> **Exercise set**:
**1)** From the records, give as a numbered list the lines starting at the one containing "data-label: 11,49% (142, 306, 184, 319)" and ending at the one containing "data-label: 12,64% (70, 295, 112, 308)", both included, leaving out any blank lines.
**2)** Write what comes next in the text on RMF's partnerships for Hurricane Harvey relief.

> **Document extract**:
....................
Forming Partnerships

RMF is collaborating with Dr. Kevin Becker and his team at Organizational Resilience International, who we worked with during our Hurricane Katrina relief efforts in 2005.

RMF believes that disaster survivors are most drawn to, and best served, by the natural supports in their community. Thus, we will also partner with local community members and relevant local institutions. By enlisting community members themselves to work alongside us in the recovery process, we thereby further their empowerment and recovery.


Our plan for providing psychological support to the victims/survivors of Hurricane Harvey will follow the engagement model RMF has used successfully around the world over the past 12 years. We will establish relationships with local community organizations and then work with them to A) understand their specific need, B) identify what resources they already have in place (so as not to duplicate services), C) offer resources we have that meet the need, and D) execute a deployment plan.
....................
> **Extracted material**:
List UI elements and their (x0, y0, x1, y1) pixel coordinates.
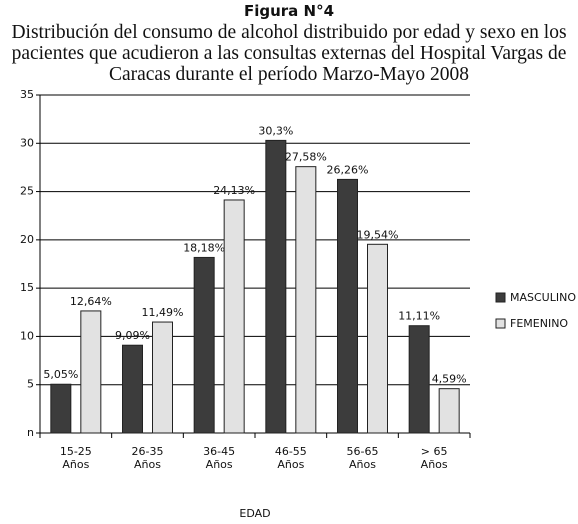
data-label: 11,49% (142, 306, 184, 319)
y-tick-label: 5 (27, 378, 34, 391)
data-label: 5,05% (43, 368, 78, 381)
bar (408, 325, 430, 434)
data-label: 18,18% (183, 241, 225, 254)
x-axis-label: EDAD (239, 507, 271, 520)
y-tick-label: 25 (20, 185, 34, 198)
data-label: 4,59% (432, 373, 467, 386)
bar (80, 310, 102, 434)
x-tick-label: 26-35 Años (131, 445, 164, 471)
chart-subtitle: Distribución del consumo de alcohol dist… (11, 22, 567, 85)
bar (223, 199, 245, 434)
y-tick-label: 20 (20, 233, 34, 246)
data-label: 30,3% (258, 124, 293, 137)
data-label: 24,13% (213, 184, 255, 197)
data-label: 11,11% (398, 310, 440, 323)
legend-label: MASCULINO (510, 291, 576, 304)
bar (193, 256, 215, 434)
data-label: 9,09% (115, 329, 150, 342)
x-tick-label: 36-45 Años (203, 445, 236, 471)
legend-label: FEMENINO (510, 317, 568, 330)
bar (50, 383, 72, 434)
y-tick-label: 35 (20, 88, 34, 101)
legend-swatch (495, 292, 506, 303)
x-tick-label: 46-55 Años (274, 445, 307, 471)
bar (337, 178, 358, 434)
data-label: 12,64% (70, 295, 112, 308)
x-tick-label: 15-25 Años (59, 445, 92, 471)
bar (122, 344, 143, 434)
x-tick-label: 56-65 Años (346, 445, 379, 471)
y-tick-label: 15 (20, 281, 34, 294)
y-tick-label: 30 (20, 136, 34, 149)
chart-title: Figura N°4 (243, 2, 335, 20)
legend-swatch (495, 318, 506, 329)
bar (265, 139, 287, 434)
bar (152, 321, 173, 434)
data-label: 19,54% (357, 228, 399, 241)
y-tick-label: n (27, 426, 34, 439)
y-tick-label: 10 (20, 329, 34, 342)
data-label: 27,58% (285, 151, 327, 164)
bar (438, 388, 460, 434)
data-label: 26,26% (327, 163, 369, 176)
x-tick-label: > 65 Años (420, 445, 448, 471)
bar (295, 166, 317, 434)
bar (367, 243, 388, 434)
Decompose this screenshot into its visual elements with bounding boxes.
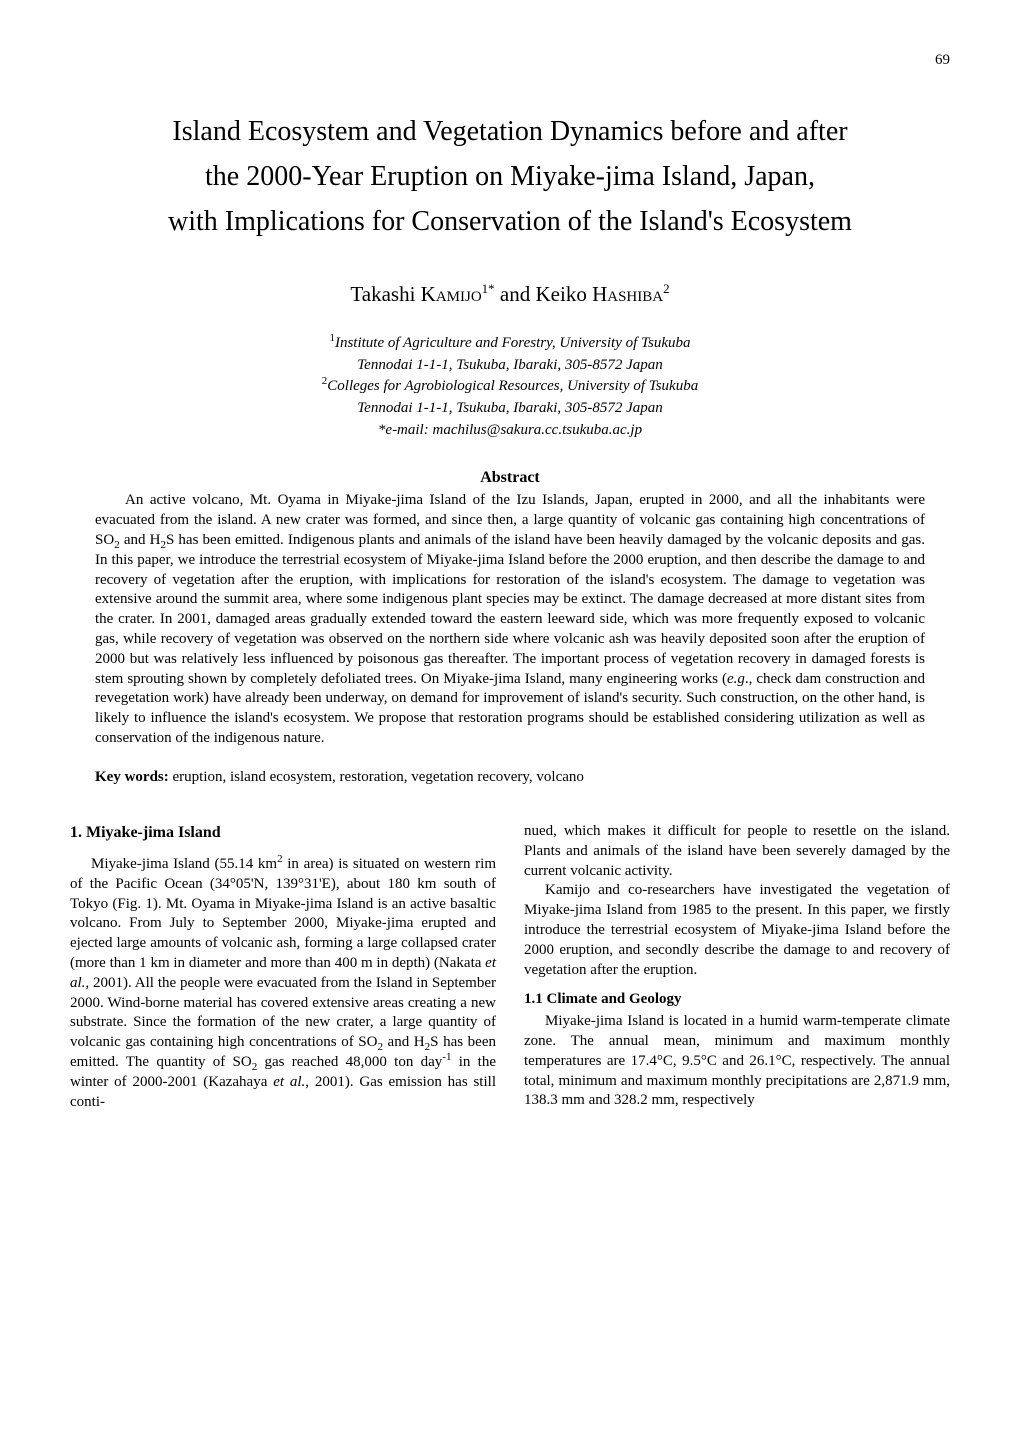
column-right: nued, which makes it difficult for peopl… <box>524 822 950 1112</box>
col1-text-2: in area) is situated on western rim of t… <box>70 856 496 971</box>
title-line-1: Island Ecosystem and Vegetation Dynamics… <box>172 116 847 147</box>
affil-2-line-2: Tennodai 1-1-1, Tsukuba, Ibaraki, 305-85… <box>357 400 663 416</box>
keywords: Key words: eruption, island ecosystem, r… <box>95 767 925 787</box>
paper-title: Island Ecosystem and Vegetation Dynamics… <box>70 110 950 244</box>
corresponding-email-label: *e-mail: <box>378 422 433 438</box>
author-1-surname: Kamijo <box>421 282 482 306</box>
author-1-affil-marker: 1* <box>482 281 495 296</box>
col1-text-6: gas reached 48,000 ton day <box>257 1054 442 1070</box>
authors: Takashi Kamijo1* and Keiko Hashiba2 <box>70 280 950 308</box>
keywords-label: Key words: <box>95 769 169 785</box>
subsection-1-1-heading: 1.1 Climate and Geology <box>524 990 950 1010</box>
author-separator: and <box>495 282 536 306</box>
author-2-given: Keiko <box>536 282 593 306</box>
column-left: 1. Miyake-jima Island Miyake-jima Island… <box>70 822 496 1112</box>
corresponding-email: machilus@sakura.cc.tsukuba.ac.jp <box>432 422 642 438</box>
abstract-heading: Abstract <box>70 467 950 489</box>
section-1-paragraph-1: Miyake-jima Island (55.14 km2 in area) i… <box>70 855 496 1112</box>
title-line-3: with Implications for Conservation of th… <box>168 206 852 237</box>
author-2-surname: Hashiba <box>592 282 663 306</box>
col1-etal-2: et al. <box>273 1074 305 1090</box>
col2-paragraph-3: Miyake-jima Island is located in a humid… <box>524 1012 950 1111</box>
abstract-text-3: S has been emitted. Indigenous plants an… <box>95 532 925 687</box>
two-column-body: 1. Miyake-jima Island Miyake-jima Island… <box>70 822 950 1112</box>
title-line-2: the 2000-Year Eruption on Miyake-jima Is… <box>205 161 815 192</box>
abstract-eg: e.g <box>727 671 745 687</box>
affil-1-line-1: Institute of Agriculture and Forestry, U… <box>335 335 691 351</box>
affil-1-line-2: Tennodai 1-1-1, Tsukuba, Ibaraki, 305-85… <box>357 357 663 373</box>
author-1-given: Takashi <box>350 282 420 306</box>
page-number: 69 <box>70 50 950 70</box>
affil-2-line-1: Colleges for Agrobiological Resources, U… <box>327 378 698 394</box>
affiliations: 1Institute of Agriculture and Forestry, … <box>70 333 950 442</box>
section-1-heading: 1. Miyake-jima Island <box>70 822 496 843</box>
keywords-value: eruption, island ecosystem, restoration,… <box>169 769 584 785</box>
col1-text-4: and H <box>383 1034 425 1050</box>
col2-paragraph-2: Kamijo and co-researchers have investiga… <box>524 881 950 980</box>
abstract-body: An active volcano, Mt. Oyama in Miyake-j… <box>95 491 925 748</box>
author-2-affil-marker: 2 <box>663 281 670 296</box>
col1-text-1: Miyake-jima Island (55.14 km <box>91 856 277 872</box>
abstract-text-2: and H <box>120 532 161 548</box>
col2-paragraph-1: nued, which makes it difficult for peopl… <box>524 822 950 881</box>
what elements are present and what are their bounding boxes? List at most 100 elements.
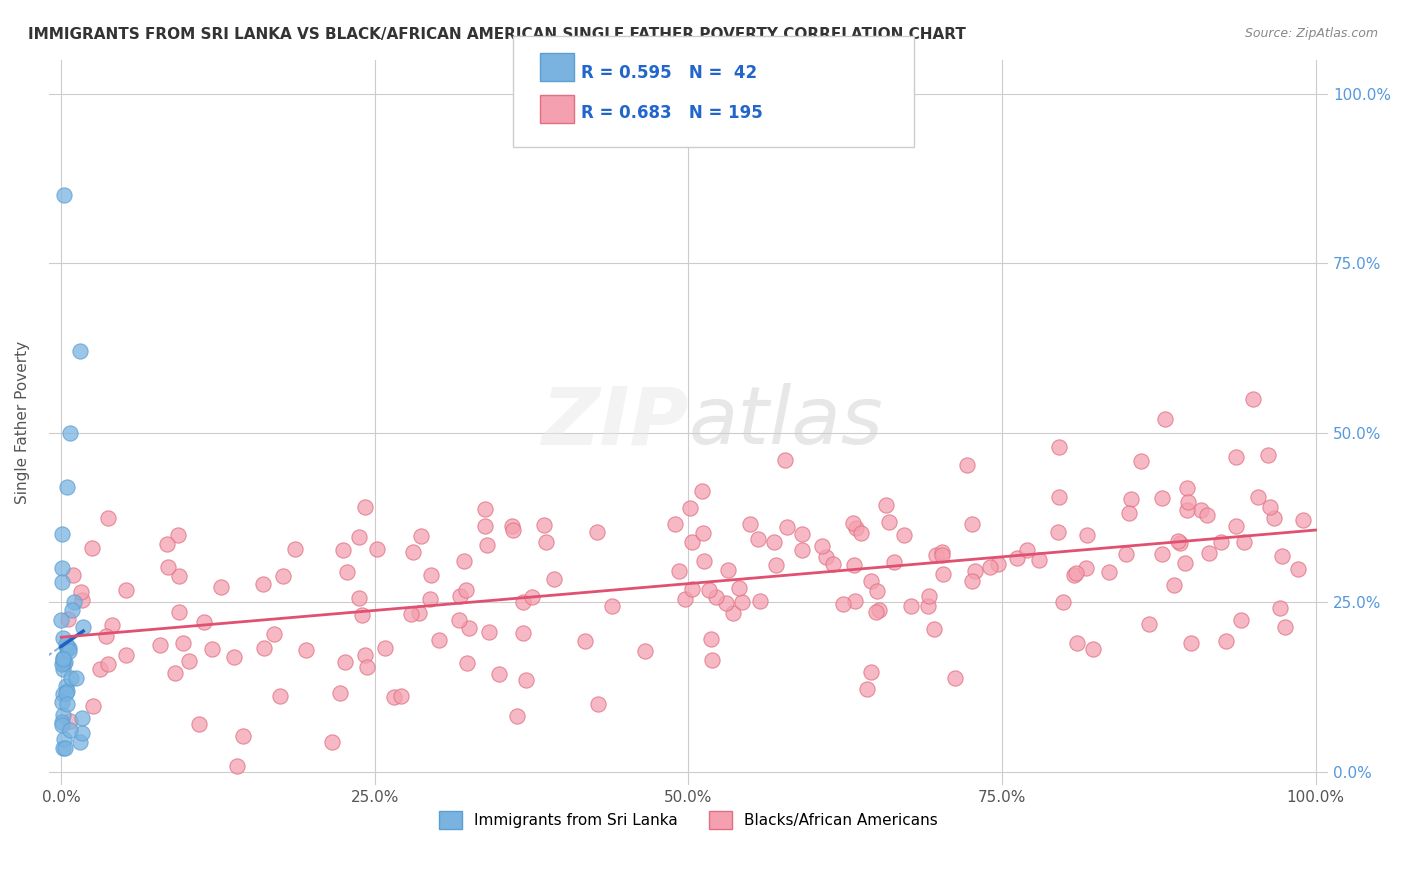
Point: [533, 518, 555, 533]
Point: [72, 711, 94, 725]
Point: [1286, 562, 1309, 576]
Point: [792, 526, 814, 541]
Point: [232, 729, 254, 743]
Point: [748, 593, 770, 607]
Point: [522, 590, 544, 604]
Point: [97, 657, 120, 671]
Point: [419, 568, 441, 582]
Point: [269, 689, 291, 703]
Point: [115, 648, 138, 662]
Point: [80, 541, 103, 556]
Point: [222, 650, 245, 665]
Point: [63, 595, 86, 609]
Point: [295, 643, 318, 657]
Point: [382, 690, 405, 705]
Point: [714, 596, 737, 610]
Point: [501, 518, 523, 533]
Point: [97, 511, 120, 525]
Point: [738, 516, 761, 531]
Point: [52, 708, 75, 723]
Point: [53, 731, 76, 746]
Point: [731, 594, 754, 608]
Point: [209, 580, 232, 594]
Point: [101, 618, 124, 632]
Point: [55, 637, 77, 651]
Point: [51, 657, 73, 672]
Point: [1257, 448, 1279, 462]
Point: [844, 558, 866, 573]
Point: [1076, 561, 1098, 575]
Point: [1129, 453, 1152, 467]
Point: [987, 557, 1010, 571]
Point: [1150, 491, 1173, 505]
Point: [356, 660, 378, 674]
Point: [502, 523, 524, 537]
Point: [586, 524, 609, 539]
Point: [96, 629, 118, 643]
Text: Source: ZipAtlas.com: Source: ZipAtlas.com: [1244, 27, 1378, 40]
Point: [52, 651, 75, 665]
Point: [157, 560, 180, 574]
Point: [917, 599, 939, 614]
Point: [765, 558, 787, 573]
Point: [449, 589, 471, 603]
Point: [474, 502, 496, 516]
Point: [456, 583, 478, 598]
Point: [859, 574, 882, 588]
Point: [1047, 490, 1070, 504]
Point: [773, 452, 796, 467]
Point: [506, 708, 529, 723]
Point: [399, 607, 422, 621]
Point: [475, 538, 498, 552]
Point: [56, 697, 79, 711]
Point: [408, 607, 430, 621]
Point: [56, 611, 79, 625]
Point: [1137, 616, 1160, 631]
Point: [588, 697, 610, 711]
Point: [1076, 527, 1098, 541]
Point: [536, 534, 558, 549]
Point: [51, 662, 73, 676]
Text: IMMIGRANTS FROM SRI LANKA VS BLACK/AFRICAN AMERICAN SINGLE FATHER POVERTY CORREL: IMMIGRANTS FROM SRI LANKA VS BLACK/AFRIC…: [28, 27, 966, 42]
Point: [1225, 450, 1247, 465]
Point: [900, 599, 922, 613]
Point: [697, 583, 720, 598]
Point: [692, 526, 714, 541]
Point: [1174, 557, 1197, 571]
Legend: Immigrants from Sri Lanka, Blacks/African Americans: Immigrants from Sri Lanka, Blacks/Africa…: [433, 805, 943, 836]
Point: [226, 759, 249, 773]
Point: [51, 695, 73, 709]
Point: [409, 529, 432, 543]
Point: [821, 557, 844, 571]
Point: [56, 640, 79, 654]
Point: [56, 480, 79, 494]
Point: [763, 535, 786, 549]
Point: [51, 715, 73, 730]
Point: [831, 597, 853, 611]
Point: [893, 528, 915, 542]
Point: [1052, 595, 1074, 609]
Point: [883, 555, 905, 569]
Point: [149, 638, 172, 652]
Point: [515, 673, 537, 688]
Point: [72, 619, 94, 633]
Point: [1154, 412, 1177, 426]
Point: [58, 425, 80, 440]
Point: [1005, 550, 1028, 565]
Point: [52, 657, 75, 671]
Point: [1175, 503, 1198, 517]
Point: [389, 690, 412, 704]
Point: [1066, 636, 1088, 650]
Text: R = 0.683   N = 195: R = 0.683 N = 195: [581, 104, 762, 122]
Point: [1063, 567, 1085, 582]
Text: R = 0.595   N =  42: R = 0.595 N = 42: [581, 64, 756, 82]
Point: [574, 634, 596, 648]
Point: [167, 605, 190, 619]
Point: [329, 686, 352, 700]
Point: [700, 653, 723, 667]
Point: [1150, 547, 1173, 561]
Point: [1066, 566, 1088, 581]
Point: [681, 582, 703, 596]
Point: [1081, 641, 1104, 656]
Point: [1258, 500, 1281, 515]
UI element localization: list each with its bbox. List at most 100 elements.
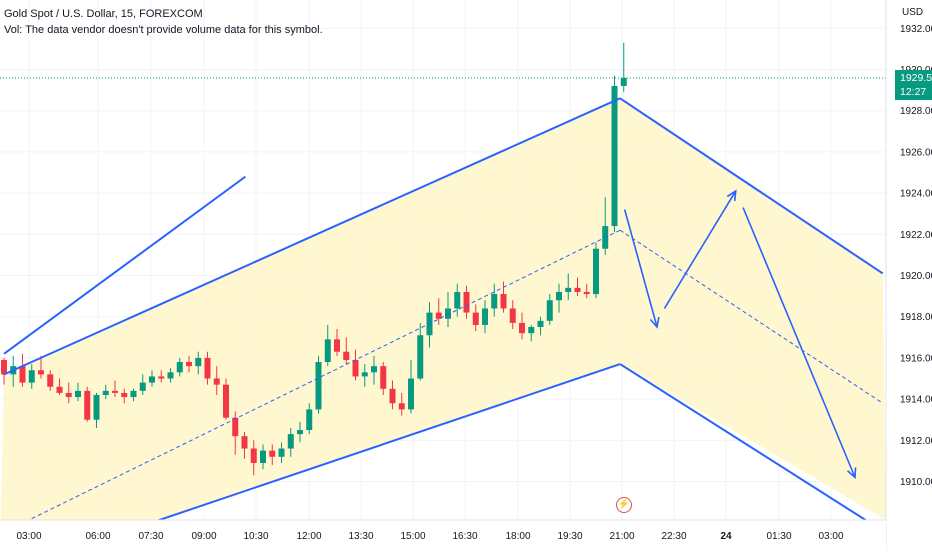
time-tick-label: 21:00 bbox=[609, 531, 634, 542]
candle-body bbox=[269, 450, 276, 457]
candle bbox=[380, 362, 387, 395]
candle-body bbox=[454, 291, 461, 309]
price-tick-label: 1932.00 bbox=[900, 24, 932, 35]
candle-body bbox=[158, 376, 165, 379]
candle bbox=[463, 285, 470, 319]
projection-arrow-line bbox=[663, 190, 737, 309]
candle-body bbox=[213, 378, 220, 385]
candle-body bbox=[482, 308, 488, 325]
candle bbox=[454, 283, 461, 317]
candle bbox=[546, 294, 553, 325]
candle bbox=[593, 242, 599, 299]
candle bbox=[491, 283, 498, 317]
candle-body bbox=[583, 291, 590, 295]
candle-body bbox=[445, 308, 451, 319]
chart-legend: Gold Spot / U.S. Dollar, 15, FOREXCOM Vo… bbox=[4, 6, 323, 38]
candle bbox=[408, 359, 414, 414]
candle bbox=[195, 351, 202, 375]
falling-channel-fill bbox=[620, 98, 886, 520]
candle-body bbox=[343, 351, 350, 360]
candle-body bbox=[361, 372, 368, 377]
candle bbox=[112, 380, 118, 398]
candle-body bbox=[1, 359, 7, 375]
candle bbox=[435, 298, 442, 325]
price-tick-label: 1910.00 bbox=[900, 477, 932, 488]
time-tick-label: 03:00 bbox=[818, 531, 843, 542]
lightning-icon[interactable]: ⚡ bbox=[615, 497, 632, 513]
candle-body bbox=[306, 409, 313, 430]
falling-channel-lower-line bbox=[619, 363, 871, 524]
time-tick-label: 22:30 bbox=[661, 531, 686, 542]
candle-body bbox=[491, 294, 498, 309]
time-tick-label: 12:00 bbox=[296, 531, 321, 542]
candle-body bbox=[56, 386, 63, 393]
price-tick-label: 1916.00 bbox=[900, 353, 932, 364]
candle bbox=[204, 351, 211, 385]
price-tick-label: 1928.00 bbox=[900, 106, 932, 117]
time-axis-background bbox=[0, 520, 886, 550]
candle-body bbox=[389, 388, 396, 404]
time-tick-label: 10:30 bbox=[243, 531, 268, 542]
last-price-value: 1929.59 bbox=[900, 71, 932, 84]
candle bbox=[556, 283, 562, 313]
candle bbox=[139, 374, 146, 395]
time-tick-label: 18:00 bbox=[505, 531, 530, 542]
candle-body bbox=[167, 372, 174, 379]
candle bbox=[528, 324, 535, 342]
candle-body bbox=[250, 448, 257, 463]
candle bbox=[297, 421, 303, 443]
candle-body bbox=[278, 448, 285, 457]
projection-arrow-line bbox=[623, 209, 658, 328]
candle bbox=[352, 349, 359, 381]
candle-body bbox=[611, 85, 618, 227]
candle bbox=[519, 312, 525, 340]
candle bbox=[361, 364, 368, 387]
price-tick-label: 1922.00 bbox=[900, 230, 932, 241]
candle bbox=[315, 355, 322, 414]
time-tick-label: 24 bbox=[720, 531, 732, 542]
price-tick-label: 1912.00 bbox=[900, 436, 932, 447]
symbol-title[interactable]: Gold Spot / U.S. Dollar, 15, FOREXCOM bbox=[4, 8, 203, 20]
candle bbox=[482, 300, 488, 334]
price-tick-label: 1918.00 bbox=[900, 312, 932, 323]
candle bbox=[306, 403, 313, 435]
candles-layer[interactable] bbox=[1, 42, 627, 476]
candle bbox=[130, 388, 137, 402]
candle-body bbox=[112, 390, 118, 393]
candle bbox=[213, 366, 220, 395]
candle-body bbox=[65, 392, 72, 398]
time-tick-label: 07:30 bbox=[138, 531, 163, 542]
candle-body bbox=[398, 403, 405, 410]
volume-note: Vol: The data vendor doesn't provide vol… bbox=[4, 24, 323, 36]
arrow-head bbox=[726, 189, 737, 202]
candle bbox=[371, 355, 377, 385]
candle-body bbox=[574, 287, 581, 292]
candle-body bbox=[371, 366, 377, 373]
rising-channel-fill bbox=[0, 98, 621, 555]
bar-countdown: 12:27 bbox=[900, 85, 927, 98]
candle-body bbox=[593, 248, 599, 295]
candle bbox=[102, 384, 109, 400]
candle bbox=[167, 368, 174, 383]
candle-body bbox=[417, 335, 424, 379]
projection-arrow-line bbox=[742, 207, 856, 478]
candle bbox=[278, 442, 285, 463]
candle-body bbox=[509, 308, 516, 323]
candle-body bbox=[528, 327, 535, 334]
candle-body bbox=[565, 287, 572, 292]
candle-body bbox=[519, 322, 525, 334]
candle bbox=[334, 329, 340, 356]
price-tick-label: 1924.00 bbox=[900, 189, 932, 200]
candle-body bbox=[556, 291, 562, 301]
candle bbox=[324, 324, 331, 367]
candle-body bbox=[334, 339, 340, 352]
candle-body bbox=[75, 390, 81, 398]
candle-body bbox=[324, 339, 331, 363]
candle bbox=[176, 357, 183, 377]
candle bbox=[1, 357, 7, 385]
currency-label[interactable]: USD bbox=[902, 7, 924, 18]
candle bbox=[121, 388, 128, 404]
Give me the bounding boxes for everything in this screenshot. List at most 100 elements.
....................
> **Outputs in order**:
**1)**
1. data-label: 11,49% (142, 306, 184, 319)
2. y-tick-label: 5 (27, 378, 34, 391)
3. data-label: 5,05% (43, 368, 78, 381)
4. bar (408, 325, 430, 434)
5. data-label: 18,18% (183, 241, 225, 254)
6. x-axis-label: EDAD (239, 507, 271, 520)
7. y-tick-label: 25 (20, 185, 34, 198)
8. data-label: 4,59% (432, 373, 467, 386)
9. bar (80, 310, 102, 434)
10. x-tick-label: 26-35 Años (131, 445, 164, 471)
11. chart-subtitle: Distribución del consumo de alcohol dist… (11, 22, 567, 85)
12. bar (223, 199, 245, 434)
13. y-tick-label: 20 (20, 233, 34, 246)
14. data-label: 30,3% (258, 124, 293, 137)
15. data-label: 24,13% (213, 184, 255, 197)
16. data-label: 11,11% (398, 310, 440, 323)
17. legend-label: MASCULINO (510, 291, 576, 304)
18. bar (193, 256, 215, 434)
19. data-label: 9,09% (115, 329, 150, 342)
20. x-tick-label: 36-45 Años (203, 445, 236, 471)
21. legend-label: FEMENINO (510, 317, 568, 330)
22. bar (50, 383, 72, 434)
23. y-tick-label: 35 (20, 88, 34, 101)
24. legend-swatch (495, 292, 506, 303)
25. x-tick-label: 46-55 Años (274, 445, 307, 471)
26. bar (337, 178, 358, 434)
27. data-label: 12,64% (70, 295, 112, 308)

**2)**
We anticipate that our team of highly trained disaster mental health professionals will make multiple trips to the region over the next 12 months. Our visits will be spaced in such a way that allows us to support the community across all 3 phases of the recovery process. Overall, we expect to provide more than 3 months’ worth of on-the-ground services during the 12-month period. Travel and housing accommodations will be orchestrated so as to maximize the impact and value of donated funds, while not taxing the already stressed communities. RMF teams are often provided housing by community members during our mission; however, we are aware that this is not always a feasible option.

Ongoing Presence

In addition to creating a 12-month psychological trauma support project for affected communities in Texas and Louisiana, RMF will work to establish a long-term psychological support program for these and other disaster-affected communities.